## Task statement
Set down the records verbatim, from their first line through the line containing "692, 930, 702]", with both of those lines included.

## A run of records
(begin)

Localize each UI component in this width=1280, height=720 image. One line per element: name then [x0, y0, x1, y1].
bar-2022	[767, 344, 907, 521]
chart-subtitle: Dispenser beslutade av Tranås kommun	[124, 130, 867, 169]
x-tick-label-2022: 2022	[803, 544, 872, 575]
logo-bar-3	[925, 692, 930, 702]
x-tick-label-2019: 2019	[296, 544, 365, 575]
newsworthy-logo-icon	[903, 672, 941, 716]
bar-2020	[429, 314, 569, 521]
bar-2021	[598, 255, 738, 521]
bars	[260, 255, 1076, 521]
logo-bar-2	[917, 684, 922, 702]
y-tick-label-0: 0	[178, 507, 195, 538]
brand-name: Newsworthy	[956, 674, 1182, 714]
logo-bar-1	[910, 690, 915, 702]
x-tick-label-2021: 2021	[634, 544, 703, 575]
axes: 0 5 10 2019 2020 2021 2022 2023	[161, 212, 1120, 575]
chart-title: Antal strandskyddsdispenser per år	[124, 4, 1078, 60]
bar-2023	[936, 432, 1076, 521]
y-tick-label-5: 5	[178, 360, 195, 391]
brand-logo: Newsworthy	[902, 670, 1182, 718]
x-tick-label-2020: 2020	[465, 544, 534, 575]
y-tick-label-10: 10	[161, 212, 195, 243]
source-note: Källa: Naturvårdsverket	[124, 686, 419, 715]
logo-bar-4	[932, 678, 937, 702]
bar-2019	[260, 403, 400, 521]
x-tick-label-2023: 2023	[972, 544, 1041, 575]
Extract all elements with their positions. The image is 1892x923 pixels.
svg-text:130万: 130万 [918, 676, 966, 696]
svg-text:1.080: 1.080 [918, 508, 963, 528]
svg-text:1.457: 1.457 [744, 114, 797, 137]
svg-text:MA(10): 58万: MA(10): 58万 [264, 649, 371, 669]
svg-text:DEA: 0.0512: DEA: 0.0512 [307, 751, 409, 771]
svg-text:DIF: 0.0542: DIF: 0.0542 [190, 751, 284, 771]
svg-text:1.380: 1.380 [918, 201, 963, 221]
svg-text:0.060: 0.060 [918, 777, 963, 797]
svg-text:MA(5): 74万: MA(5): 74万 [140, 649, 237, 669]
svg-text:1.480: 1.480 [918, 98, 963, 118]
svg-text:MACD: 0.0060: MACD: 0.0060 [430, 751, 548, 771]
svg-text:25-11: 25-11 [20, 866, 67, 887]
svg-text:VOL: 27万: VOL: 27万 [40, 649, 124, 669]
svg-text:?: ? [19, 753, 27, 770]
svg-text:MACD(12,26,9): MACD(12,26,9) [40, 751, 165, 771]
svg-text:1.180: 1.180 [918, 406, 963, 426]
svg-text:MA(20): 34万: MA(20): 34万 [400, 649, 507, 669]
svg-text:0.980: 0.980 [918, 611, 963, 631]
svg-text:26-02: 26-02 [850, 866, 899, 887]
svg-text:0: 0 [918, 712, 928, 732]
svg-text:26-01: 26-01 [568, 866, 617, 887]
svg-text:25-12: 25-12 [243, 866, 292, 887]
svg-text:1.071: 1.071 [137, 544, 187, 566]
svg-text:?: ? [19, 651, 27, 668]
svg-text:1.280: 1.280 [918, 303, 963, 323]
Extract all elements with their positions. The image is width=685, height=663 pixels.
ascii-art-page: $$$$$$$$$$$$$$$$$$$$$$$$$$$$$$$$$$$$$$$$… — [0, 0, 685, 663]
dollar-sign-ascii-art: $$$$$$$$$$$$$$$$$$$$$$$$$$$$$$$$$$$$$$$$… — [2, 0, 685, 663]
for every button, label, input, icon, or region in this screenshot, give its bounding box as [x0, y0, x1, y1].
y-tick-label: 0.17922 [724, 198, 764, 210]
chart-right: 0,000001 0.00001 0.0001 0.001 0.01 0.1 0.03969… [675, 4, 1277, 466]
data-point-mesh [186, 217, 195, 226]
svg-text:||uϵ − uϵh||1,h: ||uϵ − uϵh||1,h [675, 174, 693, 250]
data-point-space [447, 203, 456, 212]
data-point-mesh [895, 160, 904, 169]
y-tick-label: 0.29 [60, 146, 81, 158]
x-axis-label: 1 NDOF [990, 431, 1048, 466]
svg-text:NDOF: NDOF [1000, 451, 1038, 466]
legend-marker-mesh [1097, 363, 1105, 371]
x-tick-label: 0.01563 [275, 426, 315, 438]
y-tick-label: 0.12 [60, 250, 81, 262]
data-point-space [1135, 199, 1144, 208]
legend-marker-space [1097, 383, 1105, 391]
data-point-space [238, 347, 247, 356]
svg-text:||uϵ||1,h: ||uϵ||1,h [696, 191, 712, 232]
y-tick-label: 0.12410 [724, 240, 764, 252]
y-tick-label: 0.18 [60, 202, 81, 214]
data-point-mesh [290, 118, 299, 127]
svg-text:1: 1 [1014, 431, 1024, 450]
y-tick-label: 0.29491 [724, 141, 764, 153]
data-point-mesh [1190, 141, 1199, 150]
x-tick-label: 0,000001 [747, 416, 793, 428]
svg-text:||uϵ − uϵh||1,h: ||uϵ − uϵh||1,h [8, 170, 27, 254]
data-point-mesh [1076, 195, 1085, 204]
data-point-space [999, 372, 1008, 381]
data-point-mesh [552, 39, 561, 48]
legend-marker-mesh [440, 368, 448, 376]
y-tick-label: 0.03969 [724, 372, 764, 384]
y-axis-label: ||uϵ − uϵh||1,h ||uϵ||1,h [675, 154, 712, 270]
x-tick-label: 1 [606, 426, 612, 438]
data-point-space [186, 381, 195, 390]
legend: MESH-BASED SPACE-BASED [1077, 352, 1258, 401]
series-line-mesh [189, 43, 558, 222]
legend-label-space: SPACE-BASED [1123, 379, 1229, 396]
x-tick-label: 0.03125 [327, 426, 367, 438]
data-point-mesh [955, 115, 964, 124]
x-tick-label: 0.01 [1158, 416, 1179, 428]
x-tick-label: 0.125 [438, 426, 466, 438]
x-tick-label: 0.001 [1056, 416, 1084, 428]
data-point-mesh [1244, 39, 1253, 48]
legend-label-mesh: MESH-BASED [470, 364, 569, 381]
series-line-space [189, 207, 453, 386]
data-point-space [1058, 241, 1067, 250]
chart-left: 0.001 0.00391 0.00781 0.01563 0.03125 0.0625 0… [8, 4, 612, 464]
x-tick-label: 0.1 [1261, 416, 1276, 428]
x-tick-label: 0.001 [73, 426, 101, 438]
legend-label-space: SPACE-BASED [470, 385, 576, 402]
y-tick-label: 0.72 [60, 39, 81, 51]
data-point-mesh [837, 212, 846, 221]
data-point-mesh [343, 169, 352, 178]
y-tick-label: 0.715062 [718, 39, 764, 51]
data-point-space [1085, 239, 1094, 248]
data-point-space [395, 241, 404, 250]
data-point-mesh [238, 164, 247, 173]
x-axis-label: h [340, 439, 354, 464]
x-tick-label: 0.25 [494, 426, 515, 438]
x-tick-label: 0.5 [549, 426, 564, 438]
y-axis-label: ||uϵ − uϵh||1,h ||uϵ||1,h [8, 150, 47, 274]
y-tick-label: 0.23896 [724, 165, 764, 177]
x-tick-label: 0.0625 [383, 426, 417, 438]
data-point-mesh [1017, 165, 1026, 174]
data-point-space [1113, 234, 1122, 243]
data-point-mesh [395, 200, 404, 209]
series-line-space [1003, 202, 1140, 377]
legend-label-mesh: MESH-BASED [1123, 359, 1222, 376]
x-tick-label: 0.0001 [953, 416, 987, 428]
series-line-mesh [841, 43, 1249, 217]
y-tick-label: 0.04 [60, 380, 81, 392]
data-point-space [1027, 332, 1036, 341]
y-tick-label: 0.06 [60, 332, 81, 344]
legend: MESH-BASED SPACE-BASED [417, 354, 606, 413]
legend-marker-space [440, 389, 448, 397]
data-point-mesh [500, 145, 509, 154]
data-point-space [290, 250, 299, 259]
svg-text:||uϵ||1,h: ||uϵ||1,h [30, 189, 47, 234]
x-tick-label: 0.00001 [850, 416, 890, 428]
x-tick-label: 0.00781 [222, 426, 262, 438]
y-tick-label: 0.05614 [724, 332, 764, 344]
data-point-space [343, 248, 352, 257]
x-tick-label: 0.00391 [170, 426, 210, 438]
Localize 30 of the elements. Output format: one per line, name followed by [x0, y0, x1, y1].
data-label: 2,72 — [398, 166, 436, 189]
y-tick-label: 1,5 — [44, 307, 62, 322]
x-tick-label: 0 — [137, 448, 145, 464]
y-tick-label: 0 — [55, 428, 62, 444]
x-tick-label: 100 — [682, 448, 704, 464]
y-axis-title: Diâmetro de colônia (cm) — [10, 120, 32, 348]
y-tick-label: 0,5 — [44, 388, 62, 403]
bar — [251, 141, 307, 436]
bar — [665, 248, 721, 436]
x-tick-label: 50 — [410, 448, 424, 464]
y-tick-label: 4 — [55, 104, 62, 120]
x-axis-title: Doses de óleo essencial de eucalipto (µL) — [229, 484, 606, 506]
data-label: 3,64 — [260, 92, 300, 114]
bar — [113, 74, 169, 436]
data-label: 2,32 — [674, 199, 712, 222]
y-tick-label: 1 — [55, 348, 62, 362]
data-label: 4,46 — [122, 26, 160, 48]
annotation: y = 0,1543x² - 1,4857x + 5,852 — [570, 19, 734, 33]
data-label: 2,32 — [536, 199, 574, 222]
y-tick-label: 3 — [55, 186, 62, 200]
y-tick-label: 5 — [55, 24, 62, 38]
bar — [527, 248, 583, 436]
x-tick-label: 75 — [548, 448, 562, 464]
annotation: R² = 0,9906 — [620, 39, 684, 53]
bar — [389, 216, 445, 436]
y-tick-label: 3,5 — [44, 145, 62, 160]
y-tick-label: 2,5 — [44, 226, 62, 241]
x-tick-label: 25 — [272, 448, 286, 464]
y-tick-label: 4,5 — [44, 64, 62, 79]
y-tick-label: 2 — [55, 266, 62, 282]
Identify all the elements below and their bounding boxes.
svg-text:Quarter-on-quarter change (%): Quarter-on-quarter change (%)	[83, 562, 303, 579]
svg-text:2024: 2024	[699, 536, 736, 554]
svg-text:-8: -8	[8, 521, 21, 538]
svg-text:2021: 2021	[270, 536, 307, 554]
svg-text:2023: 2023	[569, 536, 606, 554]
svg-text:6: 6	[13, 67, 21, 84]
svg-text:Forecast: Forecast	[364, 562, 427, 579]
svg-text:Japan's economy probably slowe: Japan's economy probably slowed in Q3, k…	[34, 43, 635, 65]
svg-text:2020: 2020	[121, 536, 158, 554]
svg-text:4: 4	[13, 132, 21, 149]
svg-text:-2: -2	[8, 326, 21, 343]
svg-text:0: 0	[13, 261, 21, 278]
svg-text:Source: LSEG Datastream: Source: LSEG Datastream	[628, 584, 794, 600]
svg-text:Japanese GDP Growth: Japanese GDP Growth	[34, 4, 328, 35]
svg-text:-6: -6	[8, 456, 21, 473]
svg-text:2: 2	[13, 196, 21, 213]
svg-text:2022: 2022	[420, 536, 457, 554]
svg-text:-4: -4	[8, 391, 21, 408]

(end)

## Result for this exercise
Localize each UI component in this width=1280, height=720 image. One line per element: name then [x0, y0, x1, y1].
bar-2022	[767, 344, 907, 521]
chart-subtitle: Dispenser beslutade av Tranås kommun	[124, 130, 867, 169]
x-tick-label-2022: 2022	[803, 544, 872, 575]
logo-bar-3	[925, 692, 930, 702]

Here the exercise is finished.